* BEGIN Data for this task *

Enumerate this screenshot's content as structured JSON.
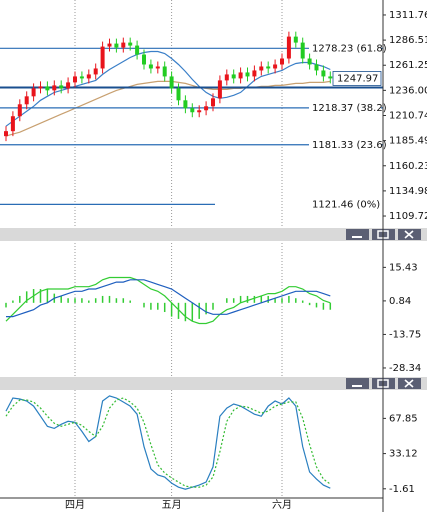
{
  "chart_data": [
    {
      "type": "candlestick",
      "categories": [
        null,
        null,
        null,
        null,
        null,
        null,
        null,
        null,
        null,
        null,
        "四月",
        null,
        null,
        null,
        null,
        null,
        null,
        null,
        null,
        null,
        null,
        null,
        null,
        null,
        "五月",
        null,
        null,
        null,
        null,
        null,
        null,
        null,
        null,
        null,
        null,
        null,
        null,
        null,
        null,
        null,
        "六月",
        null,
        null,
        null,
        null,
        null,
        null,
        null
      ],
      "open": [
        1190,
        1195,
        1210,
        1222,
        1230,
        1238,
        1240,
        1236,
        1241,
        1238,
        1244,
        1250,
        1248,
        1252,
        1258,
        1280,
        1283,
        1279,
        1284,
        1281,
        1272,
        1262,
        1258,
        1260,
        1250,
        1238,
        1226,
        1218,
        1214,
        1216,
        1220,
        1228,
        1246,
        1252,
        1248,
        1254,
        1250,
        1256,
        1260,
        1258,
        1262,
        1268,
        1290,
        1284,
        1268,
        1262,
        1256,
        1250
      ],
      "high": [
        1200,
        1215,
        1227,
        1235,
        1243,
        1245,
        1245,
        1246,
        1246,
        1249,
        1255,
        1255,
        1257,
        1263,
        1285,
        1288,
        1288,
        1289,
        1289,
        1286,
        1277,
        1267,
        1265,
        1265,
        1255,
        1243,
        1231,
        1223,
        1221,
        1225,
        1233,
        1251,
        1257,
        1257,
        1259,
        1259,
        1261,
        1265,
        1265,
        1267,
        1273,
        1295,
        1295,
        1289,
        1273,
        1267,
        1261,
        1255
      ],
      "low": [
        1185,
        1190,
        1205,
        1217,
        1225,
        1233,
        1231,
        1231,
        1233,
        1233,
        1239,
        1243,
        1243,
        1247,
        1253,
        1275,
        1274,
        1274,
        1276,
        1267,
        1257,
        1253,
        1253,
        1245,
        1233,
        1221,
        1213,
        1209,
        1209,
        1211,
        1215,
        1223,
        1241,
        1243,
        1243,
        1245,
        1245,
        1251,
        1253,
        1253,
        1257,
        1263,
        1279,
        1263,
        1257,
        1251,
        1245,
        1243
      ],
      "close": [
        1195,
        1210,
        1222,
        1230,
        1238,
        1240,
        1236,
        1241,
        1238,
        1244,
        1250,
        1248,
        1252,
        1258,
        1280,
        1283,
        1279,
        1284,
        1281,
        1272,
        1262,
        1258,
        1260,
        1250,
        1238,
        1226,
        1218,
        1214,
        1216,
        1220,
        1228,
        1246,
        1252,
        1248,
        1254,
        1250,
        1256,
        1260,
        1258,
        1262,
        1268,
        1290,
        1284,
        1268,
        1262,
        1256,
        1250,
        1248
      ],
      "up_color": "#e8141c",
      "down_color": "#22cc22",
      "series": [
        {
          "color": "#3a7fc8",
          "values": [
            1200,
            1205,
            1210,
            1215,
            1220,
            1226,
            1230,
            1234,
            1236,
            1238,
            1240,
            1242,
            1244,
            1246,
            1252,
            1257,
            1261,
            1265,
            1269,
            1272,
            1274,
            1275,
            1275,
            1273,
            1268,
            1262,
            1255,
            1247,
            1240,
            1234,
            1230,
            1228,
            1229,
            1231,
            1234,
            1240,
            1246,
            1250,
            1252,
            1254,
            1256,
            1260,
            1263,
            1264,
            1264,
            1262,
            1260,
            1257
          ]
        },
        {
          "color": "#c8a070",
          "values": [
            1190,
            1192,
            1194,
            1197,
            1200,
            1203,
            1206,
            1209,
            1212,
            1215,
            1218,
            1221,
            1224,
            1227,
            1230,
            1233,
            1236,
            1238,
            1240,
            1242,
            1243,
            1244,
            1245,
            1245,
            1245,
            1244,
            1243,
            1241,
            1239,
            1238,
            1237,
            1237,
            1237,
            1238,
            1238,
            1239,
            1239,
            1240,
            1240,
            1241,
            1241,
            1242,
            1243,
            1243,
            1244,
            1244,
            1244,
            1245
          ]
        }
      ],
      "levels": [
        {
          "value": 1278.23,
          "label": "1278.23 (61.8)"
        },
        {
          "value": 1218.37,
          "label": "1218.37 (38.2)"
        },
        {
          "value": 1181.33,
          "label": "1181.33 (23.6)"
        },
        {
          "value": 1121.46,
          "label": "1121.46 (0%)"
        }
      ],
      "level_color": "#2a6db5",
      "price_line": 1247.97,
      "ylim": [
        1099.7,
        1326.8
      ],
      "yticks": [
        1311.76,
        1286.51,
        1261.25,
        {
          "value": 1236,
          "label": "1236.00"
        },
        1210.74,
        1185.49,
        1160.23,
        1134.98,
        1109.72
      ]
    },
    {
      "type": "macd",
      "values": [
        -2,
        1,
        3,
        5,
        6,
        6,
        6,
        4,
        3,
        2,
        2,
        2,
        1,
        2,
        3,
        3,
        2,
        2,
        1,
        0,
        -2,
        -3,
        -3,
        -4,
        -6,
        -7,
        -8,
        -8,
        -7,
        -5,
        -3,
        0,
        2,
        2,
        3,
        3,
        3,
        3,
        3,
        2,
        2,
        3,
        2,
        1,
        -1,
        -2,
        -3,
        -3
      ],
      "color": "#33cc33",
      "series": [
        {
          "color": "#33cc33",
          "values": [
            -8,
            -5,
            -2,
            1,
            3,
            5,
            6,
            6,
            6,
            6,
            7,
            7,
            7,
            8,
            10,
            11,
            11,
            11,
            11,
            10,
            8,
            6,
            5,
            3,
            0,
            -3,
            -6,
            -8,
            -9,
            -9,
            -8,
            -5,
            -3,
            -2,
            0,
            1,
            2,
            3,
            4,
            4,
            5,
            7,
            7,
            6,
            4,
            3,
            1,
            0
          ]
        },
        {
          "color": "#1f5fbf",
          "values": [
            -6,
            -6,
            -5,
            -4,
            -3,
            -1,
            0,
            2,
            3,
            4,
            5,
            5,
            6,
            6,
            7,
            8,
            9,
            9,
            10,
            10,
            10,
            9,
            8,
            7,
            6,
            4,
            2,
            0,
            -2,
            -4,
            -5,
            -5,
            -5,
            -4,
            -3,
            -2,
            -1,
            0,
            1,
            2,
            3,
            4,
            5,
            5,
            5,
            5,
            4,
            3
          ]
        }
      ],
      "ylim": [
        -31.4,
        26.9
      ],
      "yticks": [
        15.43,
        0.84,
        -13.75,
        -28.34
      ]
    },
    {
      "type": "line",
      "series": [
        {
          "color": "#2a7fc0",
          "dashed": false,
          "values": [
            75,
            88,
            87,
            85,
            80,
            70,
            60,
            58,
            62,
            65,
            64,
            55,
            45,
            50,
            85,
            90,
            88,
            84,
            80,
            72,
            40,
            18,
            12,
            10,
            4,
            0,
            -2,
            0,
            2,
            5,
            20,
            70,
            78,
            82,
            80,
            76,
            72,
            70,
            80,
            85,
            82,
            88,
            80,
            40,
            15,
            8,
            2,
            -1
          ]
        },
        {
          "color": "#33bb33",
          "dashed": true,
          "values": [
            70,
            80,
            86,
            86,
            84,
            78,
            70,
            63,
            60,
            62,
            64,
            61,
            55,
            50,
            60,
            78,
            86,
            88,
            84,
            78,
            64,
            42,
            22,
            14,
            9,
            5,
            1,
            0,
            0,
            2,
            10,
            35,
            65,
            76,
            80,
            79,
            76,
            73,
            75,
            80,
            82,
            84,
            84,
            68,
            42,
            20,
            8,
            3
          ]
        }
      ],
      "ylim": [
        -17.6,
        95.85
      ],
      "yticks": [
        67.85,
        33.12,
        -1.61
      ]
    }
  ]
}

* END Data for this task *

▶ Short exercise: From the listing above, pick out each line where the word "type" appears.

▶ The solution:
      "type": "candlestick",
      "type": "macd",
      "type": "line",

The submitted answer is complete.